• **Problem requirements**
Output the entries below exactly as written, omitting pictures.

• **Provided information**

=======

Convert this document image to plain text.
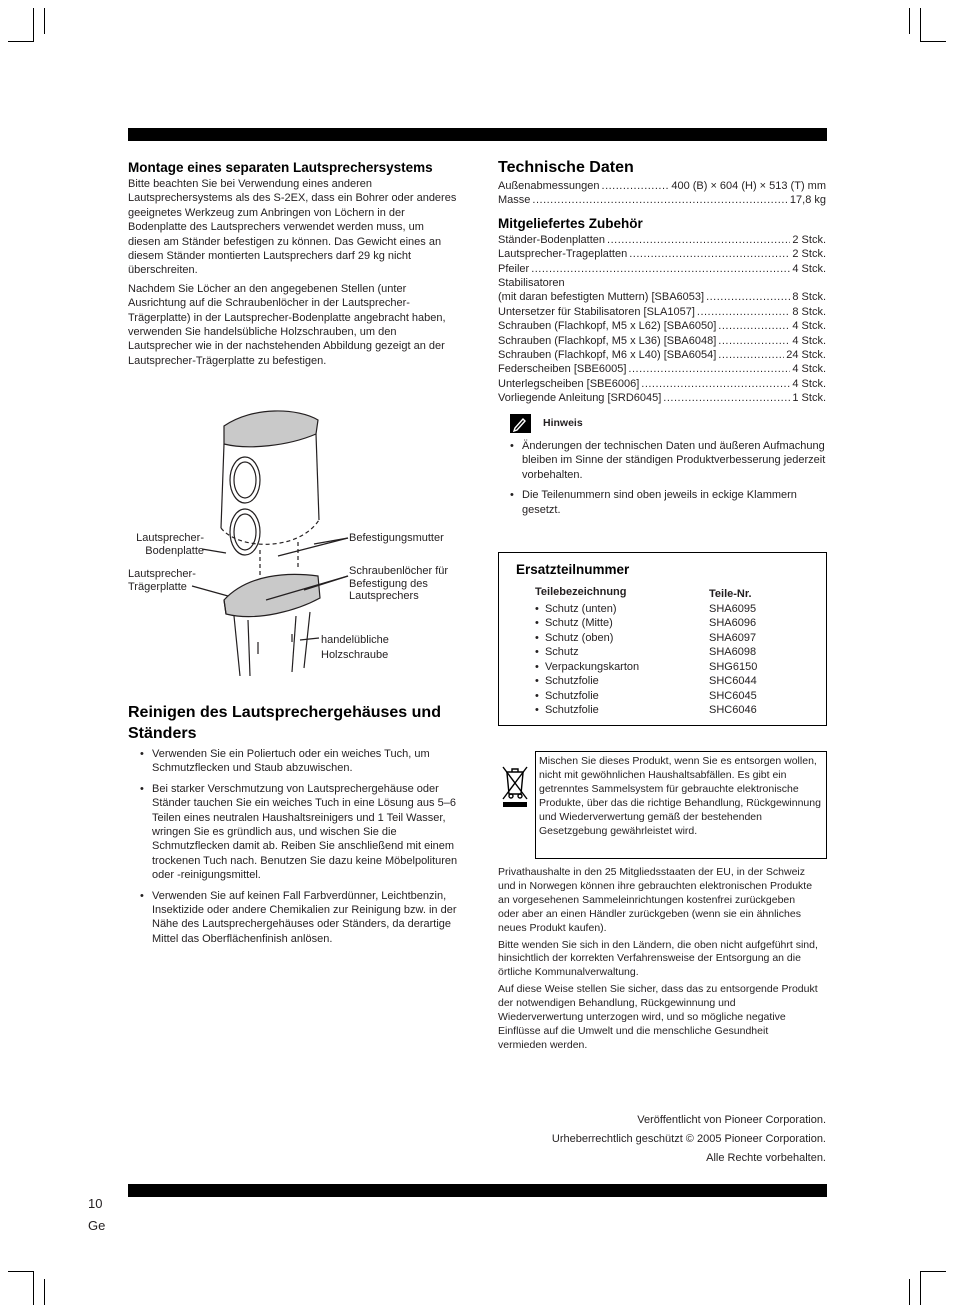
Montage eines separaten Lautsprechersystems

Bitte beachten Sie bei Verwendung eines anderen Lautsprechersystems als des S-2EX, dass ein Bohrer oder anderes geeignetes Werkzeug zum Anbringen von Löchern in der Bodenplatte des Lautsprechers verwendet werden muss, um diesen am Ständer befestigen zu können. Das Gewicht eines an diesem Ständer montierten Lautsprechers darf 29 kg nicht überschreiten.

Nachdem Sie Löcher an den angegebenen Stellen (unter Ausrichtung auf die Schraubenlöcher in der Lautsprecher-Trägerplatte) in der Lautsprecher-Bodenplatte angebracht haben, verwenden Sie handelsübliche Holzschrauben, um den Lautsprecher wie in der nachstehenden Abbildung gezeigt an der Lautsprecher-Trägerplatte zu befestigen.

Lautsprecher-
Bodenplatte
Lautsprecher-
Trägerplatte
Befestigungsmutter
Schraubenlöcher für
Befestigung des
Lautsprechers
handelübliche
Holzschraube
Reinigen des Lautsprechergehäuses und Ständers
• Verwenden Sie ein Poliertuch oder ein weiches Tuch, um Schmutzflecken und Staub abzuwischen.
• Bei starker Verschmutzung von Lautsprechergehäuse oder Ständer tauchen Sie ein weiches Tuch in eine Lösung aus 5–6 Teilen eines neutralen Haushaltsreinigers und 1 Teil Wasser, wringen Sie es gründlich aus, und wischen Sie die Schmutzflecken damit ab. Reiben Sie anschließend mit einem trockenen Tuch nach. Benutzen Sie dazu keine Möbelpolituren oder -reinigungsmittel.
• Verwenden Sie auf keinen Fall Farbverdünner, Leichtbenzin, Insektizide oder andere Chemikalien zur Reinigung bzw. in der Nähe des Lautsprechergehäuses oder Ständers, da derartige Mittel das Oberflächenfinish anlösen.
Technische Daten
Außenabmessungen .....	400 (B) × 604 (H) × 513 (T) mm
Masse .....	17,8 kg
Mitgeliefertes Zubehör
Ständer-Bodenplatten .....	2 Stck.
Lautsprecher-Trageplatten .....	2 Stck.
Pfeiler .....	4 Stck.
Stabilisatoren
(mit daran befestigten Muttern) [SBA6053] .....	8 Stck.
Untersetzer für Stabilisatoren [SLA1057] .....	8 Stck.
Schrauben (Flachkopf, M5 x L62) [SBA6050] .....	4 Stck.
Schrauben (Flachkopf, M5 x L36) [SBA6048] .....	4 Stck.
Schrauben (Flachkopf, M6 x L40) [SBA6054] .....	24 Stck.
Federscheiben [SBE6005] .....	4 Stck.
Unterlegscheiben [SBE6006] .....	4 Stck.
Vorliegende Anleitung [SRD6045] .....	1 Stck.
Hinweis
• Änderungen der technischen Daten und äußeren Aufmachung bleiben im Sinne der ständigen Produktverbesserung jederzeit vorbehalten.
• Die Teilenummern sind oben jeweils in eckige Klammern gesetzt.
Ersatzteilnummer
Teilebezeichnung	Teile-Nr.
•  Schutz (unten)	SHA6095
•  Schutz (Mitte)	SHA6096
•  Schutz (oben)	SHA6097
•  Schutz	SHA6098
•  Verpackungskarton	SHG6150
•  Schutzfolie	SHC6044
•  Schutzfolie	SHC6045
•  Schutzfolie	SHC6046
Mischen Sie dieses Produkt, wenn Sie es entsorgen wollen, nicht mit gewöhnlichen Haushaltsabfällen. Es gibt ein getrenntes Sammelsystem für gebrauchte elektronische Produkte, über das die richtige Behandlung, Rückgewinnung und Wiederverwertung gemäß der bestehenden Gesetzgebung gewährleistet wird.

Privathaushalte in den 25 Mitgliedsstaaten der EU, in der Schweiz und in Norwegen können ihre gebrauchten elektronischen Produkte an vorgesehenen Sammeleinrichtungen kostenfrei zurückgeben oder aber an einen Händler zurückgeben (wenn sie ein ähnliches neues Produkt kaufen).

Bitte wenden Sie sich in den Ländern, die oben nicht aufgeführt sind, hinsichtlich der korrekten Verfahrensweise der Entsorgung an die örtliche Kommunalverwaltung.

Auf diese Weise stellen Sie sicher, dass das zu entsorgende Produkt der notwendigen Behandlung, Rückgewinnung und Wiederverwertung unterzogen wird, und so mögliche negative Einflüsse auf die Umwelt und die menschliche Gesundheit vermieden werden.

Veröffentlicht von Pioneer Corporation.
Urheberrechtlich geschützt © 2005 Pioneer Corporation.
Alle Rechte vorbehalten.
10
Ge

=======

• **Solution to the problem**
Convert this document image to plain text.
Montage eines separaten Lautsprechersystems

Bitte beachten Sie bei Verwendung eines anderen Lautsprechersystems als des S-2EX, dass ein Bohrer oder anderes geeignetes Werkzeug zum Anbringen von Löchern in der Bodenplatte des Lautsprechers verwendet werden muss, um diesen am Ständer befestigen zu können. Das Gewicht eines an diesem Ständer montierten Lautsprechers darf 29 kg nicht überschreiten.

Nachdem Sie Löcher an den angegebenen Stellen (unter Ausrichtung auf die Schraubenlöcher in der Lautsprecher-Trägerplatte) in der Lautsprecher-Bodenplatte angebracht haben, verwenden Sie handelsübliche Holzschrauben, um den Lautsprecher wie in der nachstehenden Abbildung gezeigt an der Lautsprecher-Trägerplatte zu befestigen.

Lautsprecher-
Bodenplatte
Lautsprecher-
Trägerplatte
Befestigungsmutter
Schraubenlöcher für
Befestigung des
Lautsprechers
handelübliche
Holzschraube
Reinigen des Lautsprechergehäuses und Ständers
• Verwenden Sie ein Poliertuch oder ein weiches Tuch, um Schmutzflecken und Staub abzuwischen.
• Bei starker Verschmutzung von Lautsprechergehäuse oder Ständer tauchen Sie ein weiches Tuch in eine Lösung aus 5–6 Teilen eines neutralen Haushaltsreinigers und 1 Teil Wasser, wringen Sie es gründlich aus, und wischen Sie die Schmutzflecken damit ab. Reiben Sie anschließend mit einem trockenen Tuch nach. Benutzen Sie dazu keine Möbelpolituren oder -reinigungsmittel.
• Verwenden Sie auf keinen Fall Farbverdünner, Leichtbenzin, Insektizide oder andere Chemikalien zur Reinigung bzw. in der Nähe des Lautsprechergehäuses oder Ständers, da derartige Mittel das Oberflächenfinish anlösen.
Technische Daten
Außenabmessungen .....	400 (B) × 604 (H) × 513 (T) mm
Masse .....	17,8 kg
Mitgeliefertes Zubehör
Ständer-Bodenplatten .....	2 Stck.
Lautsprecher-Trageplatten .....	2 Stck.
Pfeiler .....	4 Stck.
Stabilisatoren
(mit daran befestigten Muttern) [SBA6053] .....	8 Stck.
Untersetzer für Stabilisatoren [SLA1057] .....	8 Stck.
Schrauben (Flachkopf, M5 x L62) [SBA6050] .....	4 Stck.
Schrauben (Flachkopf, M5 x L36) [SBA6048] .....	4 Stck.
Schrauben (Flachkopf, M6 x L40) [SBA6054] .....	24 Stck.
Federscheiben [SBE6005] .....	4 Stck.
Unterlegscheiben [SBE6006] .....	4 Stck.
Vorliegende Anleitung [SRD6045] .....	1 Stck.
Hinweis
• Änderungen der technischen Daten und äußeren Aufmachung bleiben im Sinne der ständigen Produktverbesserung jederzeit vorbehalten.
• Die Teilenummern sind oben jeweils in eckige Klammern gesetzt.
Ersatzteilnummer
Teilebezeichnung	Teile-Nr.
•  Schutz (unten)	SHA6095
•  Schutz (Mitte)	SHA6096
•  Schutz (oben)	SHA6097
•  Schutz	SHA6098
•  Verpackungskarton	SHG6150
•  Schutzfolie	SHC6044
•  Schutzfolie	SHC6045
•  Schutzfolie	SHC6046
Mischen Sie dieses Produkt, wenn Sie es entsorgen wollen, nicht mit gewöhnlichen Haushaltsabfällen. Es gibt ein getrenntes Sammelsystem für gebrauchte elektronische Produkte, über das die richtige Behandlung, Rückgewinnung und Wiederverwertung gemäß der bestehenden Gesetzgebung gewährleistet wird.

Privathaushalte in den 25 Mitgliedsstaaten der EU, in der Schweiz und in Norwegen können ihre gebrauchten elektronischen Produkte an vorgesehenen Sammeleinrichtungen kostenfrei zurückgeben oder aber an einen Händler zurückgeben (wenn sie ein ähnliches neues Produkt kaufen).

Bitte wenden Sie sich in den Ländern, die oben nicht aufgeführt sind, hinsichtlich der korrekten Verfahrensweise der Entsorgung an die örtliche Kommunalverwaltung.

Auf diese Weise stellen Sie sicher, dass das zu entsorgende Produkt der notwendigen Behandlung, Rückgewinnung und Wiederverwertung unterzogen wird, und so mögliche negative Einflüsse auf die Umwelt und die menschliche Gesundheit vermieden werden.

Veröffentlicht von Pioneer Corporation.
Urheberrechtlich geschützt © 2005 Pioneer Corporation.
Alle Rechte vorbehalten.
10
Ge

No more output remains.